Each line from the one that contains "Convert this screenshot" to the end of the material must be quoted exactly; include both end lines and nothing else.

==========

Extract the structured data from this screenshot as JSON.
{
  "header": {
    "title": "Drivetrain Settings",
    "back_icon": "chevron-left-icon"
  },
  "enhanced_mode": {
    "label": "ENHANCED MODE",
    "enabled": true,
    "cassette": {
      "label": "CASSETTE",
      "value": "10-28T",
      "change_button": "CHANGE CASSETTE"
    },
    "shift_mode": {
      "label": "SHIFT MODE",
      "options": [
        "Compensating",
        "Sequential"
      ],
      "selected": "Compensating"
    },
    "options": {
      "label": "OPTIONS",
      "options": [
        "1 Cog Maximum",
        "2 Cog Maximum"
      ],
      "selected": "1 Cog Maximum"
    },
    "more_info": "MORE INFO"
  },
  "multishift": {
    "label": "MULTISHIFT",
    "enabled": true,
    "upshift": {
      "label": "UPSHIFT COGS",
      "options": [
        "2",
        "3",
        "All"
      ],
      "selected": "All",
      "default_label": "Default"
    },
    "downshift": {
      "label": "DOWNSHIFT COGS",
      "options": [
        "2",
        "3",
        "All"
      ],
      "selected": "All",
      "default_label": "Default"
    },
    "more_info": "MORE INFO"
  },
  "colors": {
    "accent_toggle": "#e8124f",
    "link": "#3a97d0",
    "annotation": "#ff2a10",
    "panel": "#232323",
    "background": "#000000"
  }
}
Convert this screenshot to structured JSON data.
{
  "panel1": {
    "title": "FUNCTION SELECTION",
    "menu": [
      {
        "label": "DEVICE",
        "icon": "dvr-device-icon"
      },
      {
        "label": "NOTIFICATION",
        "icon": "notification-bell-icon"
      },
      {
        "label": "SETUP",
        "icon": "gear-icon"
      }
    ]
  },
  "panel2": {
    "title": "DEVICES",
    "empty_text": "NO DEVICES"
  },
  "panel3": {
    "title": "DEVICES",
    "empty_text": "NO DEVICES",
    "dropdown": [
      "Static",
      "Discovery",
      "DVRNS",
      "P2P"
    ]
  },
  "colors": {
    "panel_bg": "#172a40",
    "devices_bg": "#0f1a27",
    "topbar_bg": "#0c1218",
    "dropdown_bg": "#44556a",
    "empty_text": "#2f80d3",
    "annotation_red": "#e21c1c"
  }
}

==========

» **ANSWER TO THE PROBLEM**
Convert this screenshot to structured JSON data.
{
  "panel1": {
    "title": "FUNCTION SELECTION",
    "menu": [
      {
        "label": "DEVICE",
        "icon": "dvr-device-icon"
      },
      {
        "label": "NOTIFICATION",
        "icon": "notification-bell-icon"
      },
      {
        "label": "SETUP",
        "icon": "gear-icon"
      }
    ]
  },
  "panel2": {
    "title": "DEVICES",
    "empty_text": "NO DEVICES"
  },
  "panel3": {
    "title": "DEVICES",
    "empty_text": "NO DEVICES",
    "dropdown": [
      "Static",
      "Discovery",
      "DVRNS",
      "P2P"
    ]
  },
  "colors": {
    "panel_bg": "#172a40",
    "devices_bg": "#0f1a27",
    "topbar_bg": "#0c1218",
    "dropdown_bg": "#44556a",
    "empty_text": "#2f80d3",
    "annotation_red": "#e21c1c"
  }
}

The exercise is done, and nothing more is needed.